* _TASK BRIEF_: In the copy, include every entry exactly but none of the pictures.

--

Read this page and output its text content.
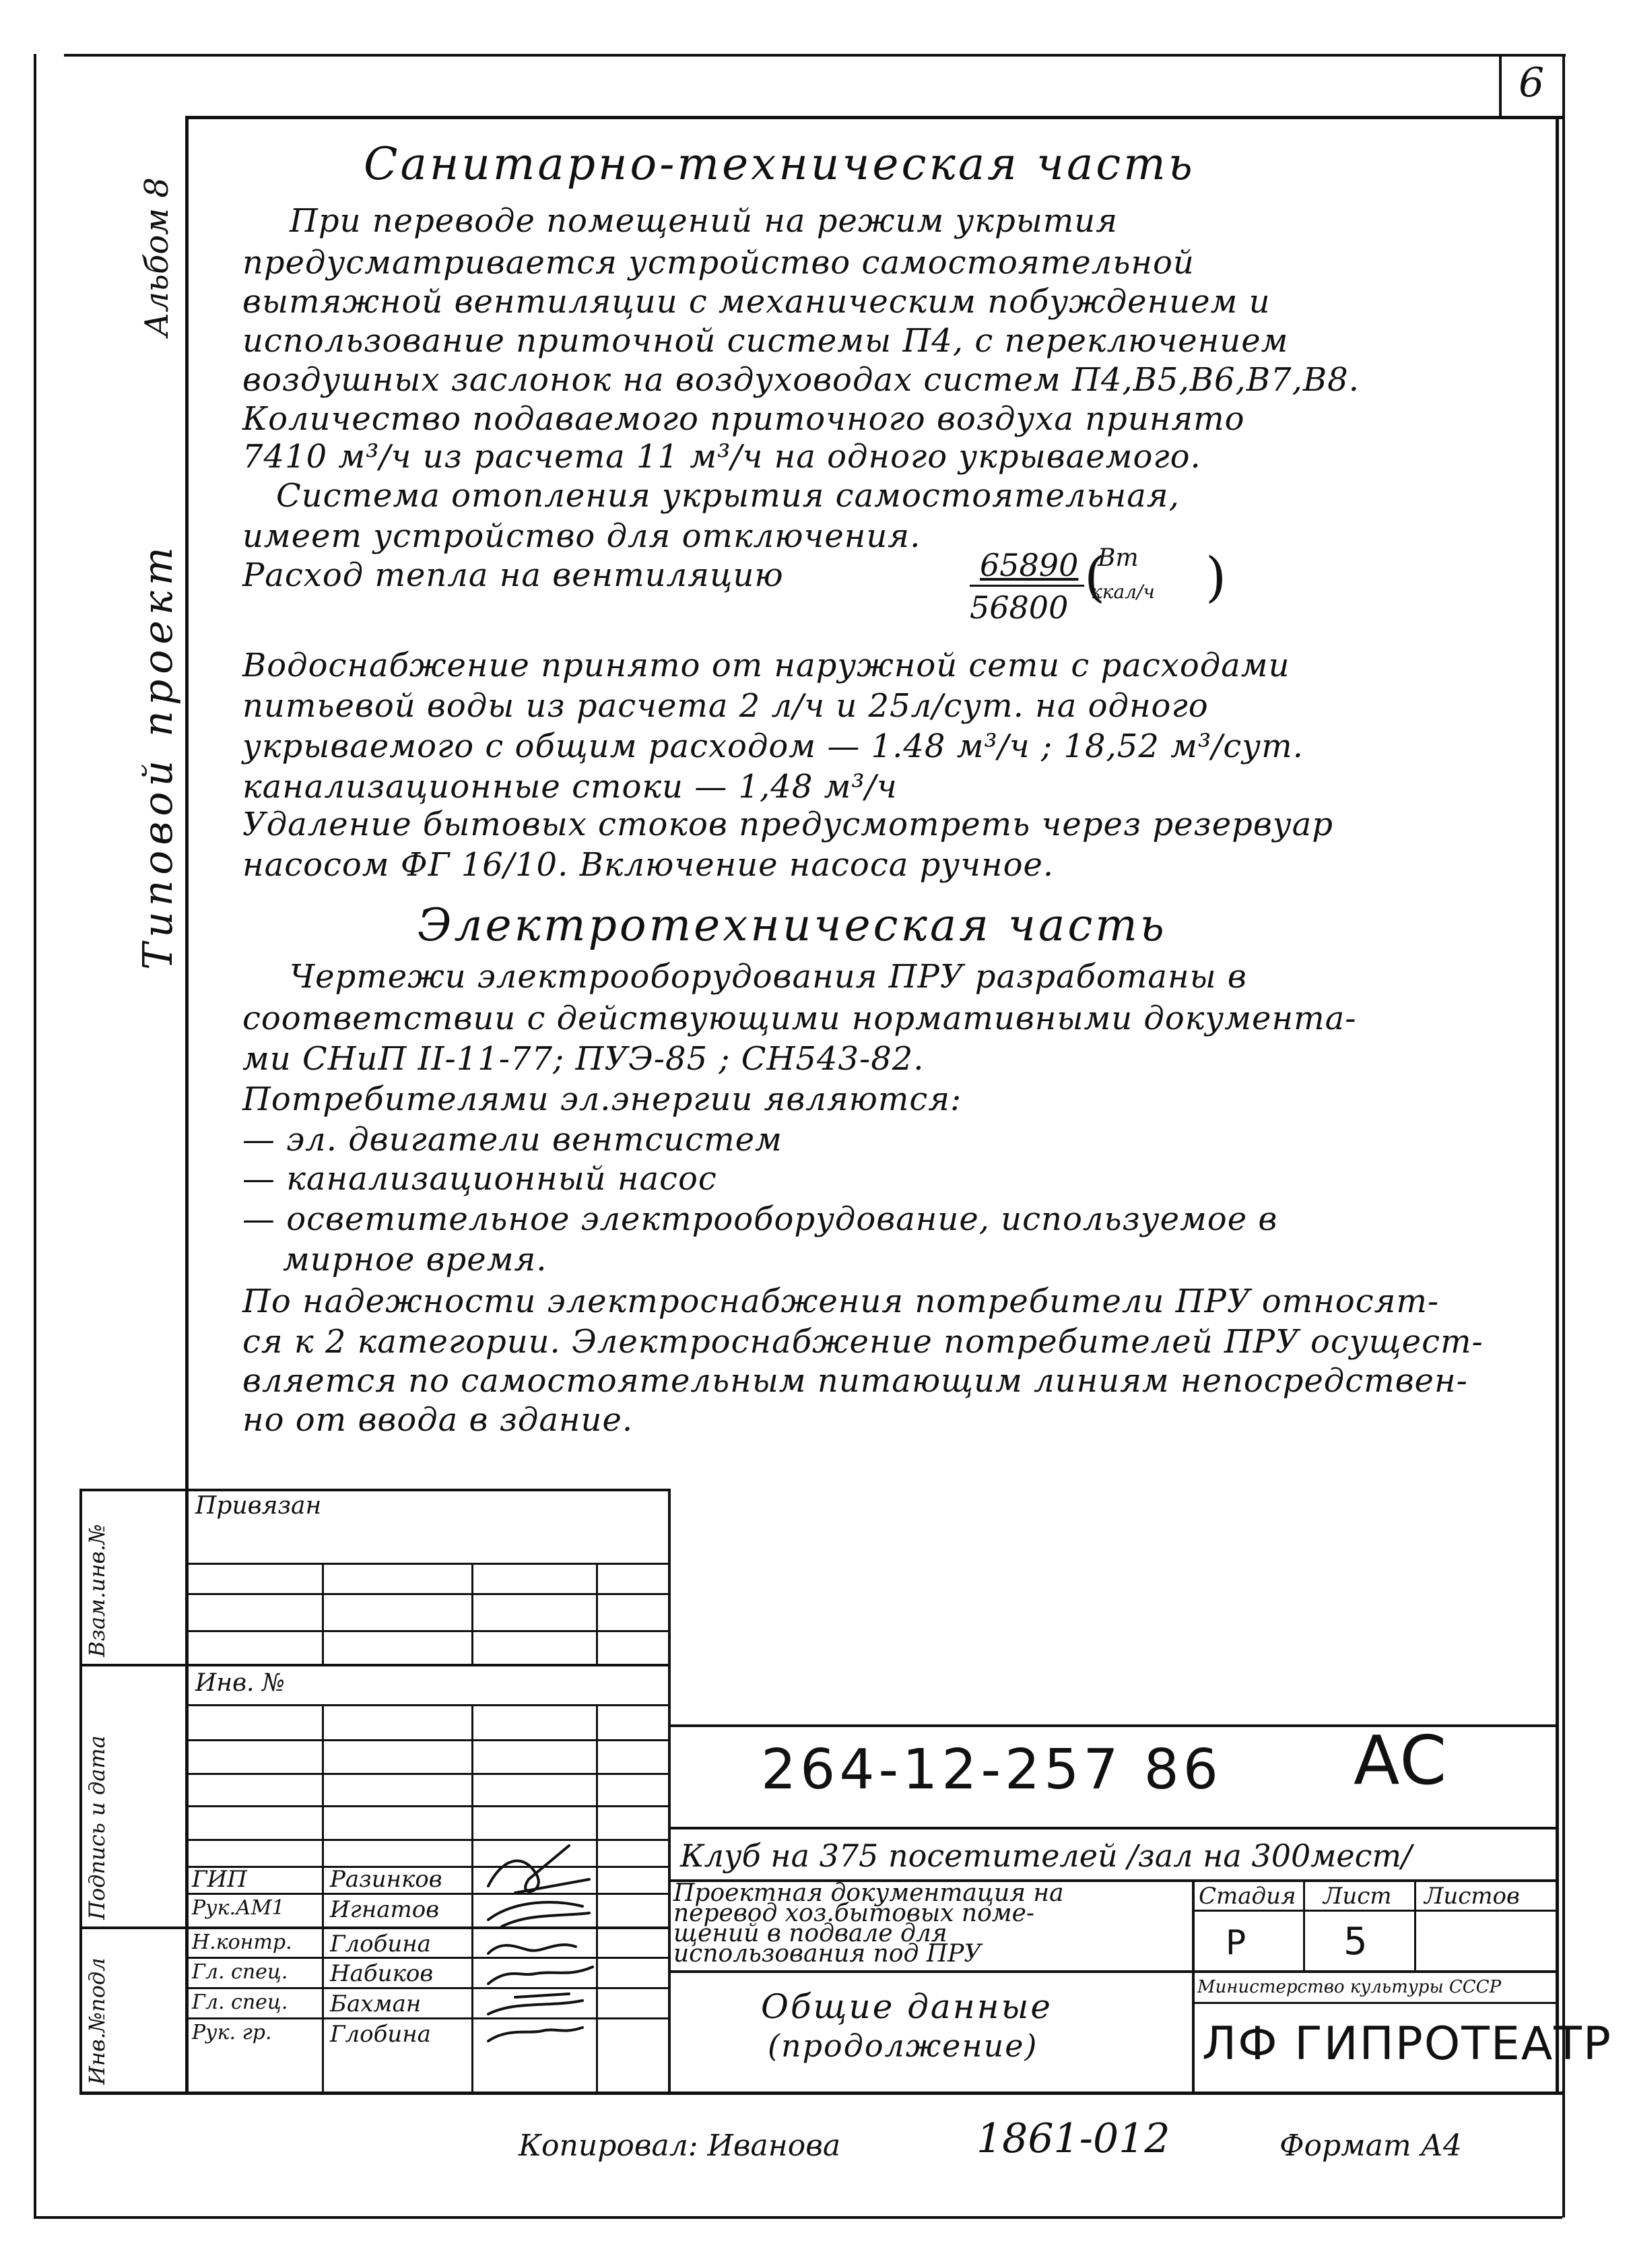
6
Альбом 8
Типовой проект
Санитарно-техническая часть
При переводе помещений на режим укрытия
предусматривается устройство самостоятельной
вытяжной вентиляции с механическим побуждением и
использование приточной системы П4, с переключением
воздушных заслонок на воздуховодах систем П4,В5,В6,В7,В8.
Количество подаваемого приточного воздуха принято
7410 м³/ч из расчета 11 м³/ч на одного укрываемого.
Система отопления укрытия самостоятельная,
имеет устройство для отключения.
Расход тепла на вентиляцию	65890
56800
Вт
ккал/ч
( )
Водоснабжение принято от наружной сети с расходами
питьевой воды из расчета 2 л/ч и 25л/сут. на одного
укрываемого с общим расходом — 1.48 м³/ч ; 18,52 м³/сут.
канализационные стоки — 1,48 м³/ч
Удаление бытовых стоков предусмотреть через резервуар
насосом ФГ 16/10. Включение насоса ручное.
Электротехническая часть
Чертежи электрооборудования ПРУ разработаны в
соответствии с действующими нормативными документа-
ми СНиП II-11-77; ПУЭ-85 ; СН543-82.
Потребителями эл.энергии являются:
— эл. двигатели вентсистем
— канализационный насос
— осветительное электрооборудование, используемое в
мирное время.
По надежности электроснабжения потребители ПРУ относят-
ся к 2 категории. Электроснабжение потребителей ПРУ осущест-
вляется по самостоятельным питающим линиям непосредствен-
но от ввода в здание.
Взам.инв.№
Подпись и дата
Инв.№подл
Привязан
Инв. №
ГИП	Разинков
Рук.АМ1 Игнатов
Н.контр. Глобина
Гл. спец. Набиков
Гл. спец. Бахман
Рук. гр.	Глобина
264-12-257 86 АС
Клуб на 375 посетителей /зал на 300мест/
Проектная документация на
перевод хоз.бытовых поме-
щений в подвале для
использования под ПРУ
Стадия Лист Листов
Р	5
Общие данные
(продолжение)
Министерство культуры СССР
ЛФ ГИПРОТЕАТР
Копировал: Иванова	1861-012	Формат А4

--

* _ANSWER TO THE PROBLEM_:
Read this page and output its text content.
6
Альбом 8
Типовой проект
Санитарно-техническая часть
При переводе помещений на режим укрытия
предусматривается устройство самостоятельной
вытяжной вентиляции с механическим побуждением и
использование приточной системы П4, с переключением
воздушных заслонок на воздуховодах систем П4,В5,В6,В7,В8.
Количество подаваемого приточного воздуха принято
7410 м³/ч из расчета 11 м³/ч на одного укрываемого.
Система отопления укрытия самостоятельная,
имеет устройство для отключения.
Расход тепла на вентиляцию	65890
56800
Вт
ккал/ч
( )
Водоснабжение принято от наружной сети с расходами
питьевой воды из расчета 2 л/ч и 25л/сут. на одного
укрываемого с общим расходом — 1.48 м³/ч ; 18,52 м³/сут.
канализационные стоки — 1,48 м³/ч
Удаление бытовых стоков предусмотреть через резервуар
насосом ФГ 16/10. Включение насоса ручное.
Электротехническая часть
Чертежи электрооборудования ПРУ разработаны в
соответствии с действующими нормативными документа-
ми СНиП II-11-77; ПУЭ-85 ; СН543-82.
Потребителями эл.энергии являются:
— эл. двигатели вентсистем
— канализационный насос
— осветительное электрооборудование, используемое в
мирное время.
По надежности электроснабжения потребители ПРУ относят-
ся к 2 категории. Электроснабжение потребителей ПРУ осущест-
вляется по самостоятельным питающим линиям непосредствен-
но от ввода в здание.
Взам.инв.№
Подпись и дата
Инв.№подл
Привязан
Инв. №
ГИП	Разинков
Рук.АМ1 Игнатов
Н.контр. Глобина
Гл. спец. Набиков
Гл. спец. Бахман
Рук. гр.	Глобина
264-12-257 86 АС
Клуб на 375 посетителей /зал на 300мест/
Проектная документация на
перевод хоз.бытовых поме-
щений в подвале для
использования под ПРУ
Стадия Лист Листов
Р	5
Общие данные
(продолжение)
Министерство культуры СССР
ЛФ ГИПРОТЕАТР
Копировал: Иванова	1861-012	Формат А4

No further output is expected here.